╭─ Input material
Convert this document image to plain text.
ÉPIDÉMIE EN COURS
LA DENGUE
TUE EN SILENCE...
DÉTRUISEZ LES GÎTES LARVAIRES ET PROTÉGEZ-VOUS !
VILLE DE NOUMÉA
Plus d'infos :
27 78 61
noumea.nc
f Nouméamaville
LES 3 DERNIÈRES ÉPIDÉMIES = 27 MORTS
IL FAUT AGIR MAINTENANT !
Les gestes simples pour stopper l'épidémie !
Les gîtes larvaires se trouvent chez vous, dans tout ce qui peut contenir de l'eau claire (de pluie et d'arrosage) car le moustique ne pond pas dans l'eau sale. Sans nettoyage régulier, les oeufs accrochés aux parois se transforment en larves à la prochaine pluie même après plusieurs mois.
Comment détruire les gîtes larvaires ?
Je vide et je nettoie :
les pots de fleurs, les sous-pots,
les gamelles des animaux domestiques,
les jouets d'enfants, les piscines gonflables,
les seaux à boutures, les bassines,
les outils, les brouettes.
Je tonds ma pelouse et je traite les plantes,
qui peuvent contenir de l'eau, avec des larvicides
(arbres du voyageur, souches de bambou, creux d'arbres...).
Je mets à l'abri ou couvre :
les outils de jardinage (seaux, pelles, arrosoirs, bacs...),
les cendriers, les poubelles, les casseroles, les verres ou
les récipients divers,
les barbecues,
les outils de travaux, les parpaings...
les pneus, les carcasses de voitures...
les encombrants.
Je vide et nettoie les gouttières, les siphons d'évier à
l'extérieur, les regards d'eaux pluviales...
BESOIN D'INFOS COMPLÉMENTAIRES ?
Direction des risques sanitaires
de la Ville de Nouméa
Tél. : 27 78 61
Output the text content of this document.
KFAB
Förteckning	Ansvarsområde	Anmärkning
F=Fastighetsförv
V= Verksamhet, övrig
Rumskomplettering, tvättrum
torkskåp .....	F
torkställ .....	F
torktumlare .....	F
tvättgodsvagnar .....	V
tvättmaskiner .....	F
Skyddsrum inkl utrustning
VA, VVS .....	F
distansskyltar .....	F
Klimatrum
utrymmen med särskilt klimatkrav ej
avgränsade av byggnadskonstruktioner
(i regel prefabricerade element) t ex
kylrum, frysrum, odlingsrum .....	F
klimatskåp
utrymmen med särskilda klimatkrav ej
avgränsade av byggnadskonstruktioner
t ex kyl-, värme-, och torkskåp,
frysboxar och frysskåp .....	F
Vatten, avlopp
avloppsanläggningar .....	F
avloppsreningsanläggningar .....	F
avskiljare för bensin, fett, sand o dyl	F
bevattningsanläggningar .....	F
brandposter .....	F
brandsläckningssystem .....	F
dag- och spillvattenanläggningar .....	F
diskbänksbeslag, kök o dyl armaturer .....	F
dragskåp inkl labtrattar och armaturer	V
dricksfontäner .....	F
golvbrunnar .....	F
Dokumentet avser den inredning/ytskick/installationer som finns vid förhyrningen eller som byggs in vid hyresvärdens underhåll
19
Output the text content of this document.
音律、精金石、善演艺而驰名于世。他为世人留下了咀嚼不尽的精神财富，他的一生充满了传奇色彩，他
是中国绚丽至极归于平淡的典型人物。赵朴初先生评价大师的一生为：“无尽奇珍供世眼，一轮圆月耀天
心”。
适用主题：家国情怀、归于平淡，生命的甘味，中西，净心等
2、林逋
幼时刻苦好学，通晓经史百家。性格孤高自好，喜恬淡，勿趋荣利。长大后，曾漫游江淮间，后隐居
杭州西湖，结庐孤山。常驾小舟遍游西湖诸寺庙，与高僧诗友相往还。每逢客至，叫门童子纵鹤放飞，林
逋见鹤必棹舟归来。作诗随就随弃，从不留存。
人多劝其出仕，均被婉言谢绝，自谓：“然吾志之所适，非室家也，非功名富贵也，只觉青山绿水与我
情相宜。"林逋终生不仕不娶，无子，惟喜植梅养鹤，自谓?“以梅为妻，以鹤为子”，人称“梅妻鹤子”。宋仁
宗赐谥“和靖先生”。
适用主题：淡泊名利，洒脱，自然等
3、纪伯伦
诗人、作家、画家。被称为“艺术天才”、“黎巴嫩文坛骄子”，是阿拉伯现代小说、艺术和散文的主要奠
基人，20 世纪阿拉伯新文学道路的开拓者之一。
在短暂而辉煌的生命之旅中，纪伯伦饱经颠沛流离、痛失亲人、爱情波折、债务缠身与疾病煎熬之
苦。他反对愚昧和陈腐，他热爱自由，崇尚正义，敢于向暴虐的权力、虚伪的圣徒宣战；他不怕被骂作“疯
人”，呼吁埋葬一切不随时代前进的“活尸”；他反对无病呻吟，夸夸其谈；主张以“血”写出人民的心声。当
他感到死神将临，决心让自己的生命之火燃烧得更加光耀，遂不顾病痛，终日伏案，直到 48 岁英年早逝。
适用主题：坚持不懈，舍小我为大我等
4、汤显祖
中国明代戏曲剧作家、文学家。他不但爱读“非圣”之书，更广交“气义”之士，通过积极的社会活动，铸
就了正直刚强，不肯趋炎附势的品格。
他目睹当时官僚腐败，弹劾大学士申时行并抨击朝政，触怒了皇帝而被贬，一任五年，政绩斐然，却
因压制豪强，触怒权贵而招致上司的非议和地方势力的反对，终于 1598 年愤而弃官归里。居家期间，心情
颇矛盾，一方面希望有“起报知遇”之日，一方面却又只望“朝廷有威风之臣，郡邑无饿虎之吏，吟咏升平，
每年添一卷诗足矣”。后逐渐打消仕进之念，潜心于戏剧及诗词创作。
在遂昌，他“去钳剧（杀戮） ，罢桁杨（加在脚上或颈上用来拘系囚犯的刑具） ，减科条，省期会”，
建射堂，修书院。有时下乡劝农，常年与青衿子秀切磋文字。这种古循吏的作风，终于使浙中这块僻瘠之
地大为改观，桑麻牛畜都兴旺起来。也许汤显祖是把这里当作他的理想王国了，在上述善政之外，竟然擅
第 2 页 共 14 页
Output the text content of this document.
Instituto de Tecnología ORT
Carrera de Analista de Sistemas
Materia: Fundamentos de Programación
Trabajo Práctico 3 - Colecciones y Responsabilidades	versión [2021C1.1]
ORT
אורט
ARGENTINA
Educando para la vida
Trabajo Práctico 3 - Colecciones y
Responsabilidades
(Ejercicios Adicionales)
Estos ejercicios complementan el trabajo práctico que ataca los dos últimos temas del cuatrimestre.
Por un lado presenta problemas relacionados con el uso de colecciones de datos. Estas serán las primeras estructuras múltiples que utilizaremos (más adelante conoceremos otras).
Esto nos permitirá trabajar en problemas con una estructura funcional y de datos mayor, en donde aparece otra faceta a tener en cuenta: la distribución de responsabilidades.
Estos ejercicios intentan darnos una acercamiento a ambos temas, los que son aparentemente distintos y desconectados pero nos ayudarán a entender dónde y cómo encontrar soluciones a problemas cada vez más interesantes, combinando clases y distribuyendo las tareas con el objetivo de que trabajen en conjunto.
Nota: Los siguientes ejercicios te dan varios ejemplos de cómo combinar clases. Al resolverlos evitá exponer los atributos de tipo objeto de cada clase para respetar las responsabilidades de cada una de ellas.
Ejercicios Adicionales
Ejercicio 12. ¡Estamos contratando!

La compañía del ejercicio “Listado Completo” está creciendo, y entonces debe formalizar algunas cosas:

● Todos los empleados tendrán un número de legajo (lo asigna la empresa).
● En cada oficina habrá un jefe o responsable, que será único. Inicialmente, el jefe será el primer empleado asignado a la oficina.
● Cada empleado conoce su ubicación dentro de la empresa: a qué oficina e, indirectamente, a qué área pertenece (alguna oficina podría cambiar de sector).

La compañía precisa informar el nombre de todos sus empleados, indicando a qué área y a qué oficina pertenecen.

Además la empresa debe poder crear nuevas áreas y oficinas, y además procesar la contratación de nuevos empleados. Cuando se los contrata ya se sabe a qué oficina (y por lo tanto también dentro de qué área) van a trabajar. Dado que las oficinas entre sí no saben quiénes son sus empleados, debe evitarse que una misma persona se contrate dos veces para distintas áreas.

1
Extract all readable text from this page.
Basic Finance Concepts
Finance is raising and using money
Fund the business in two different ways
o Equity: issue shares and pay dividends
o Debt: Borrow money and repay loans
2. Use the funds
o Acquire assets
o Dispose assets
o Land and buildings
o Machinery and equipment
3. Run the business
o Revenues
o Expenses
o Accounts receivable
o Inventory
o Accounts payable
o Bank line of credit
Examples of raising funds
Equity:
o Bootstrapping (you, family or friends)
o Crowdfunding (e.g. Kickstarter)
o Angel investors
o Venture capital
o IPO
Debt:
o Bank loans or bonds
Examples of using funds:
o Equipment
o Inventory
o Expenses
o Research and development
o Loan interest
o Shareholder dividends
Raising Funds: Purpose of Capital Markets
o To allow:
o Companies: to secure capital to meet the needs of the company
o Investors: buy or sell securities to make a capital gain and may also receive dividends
╰─
Task brief> Across the records, count the lines holding the string "outils". Give the number and stop.

The completed task> 3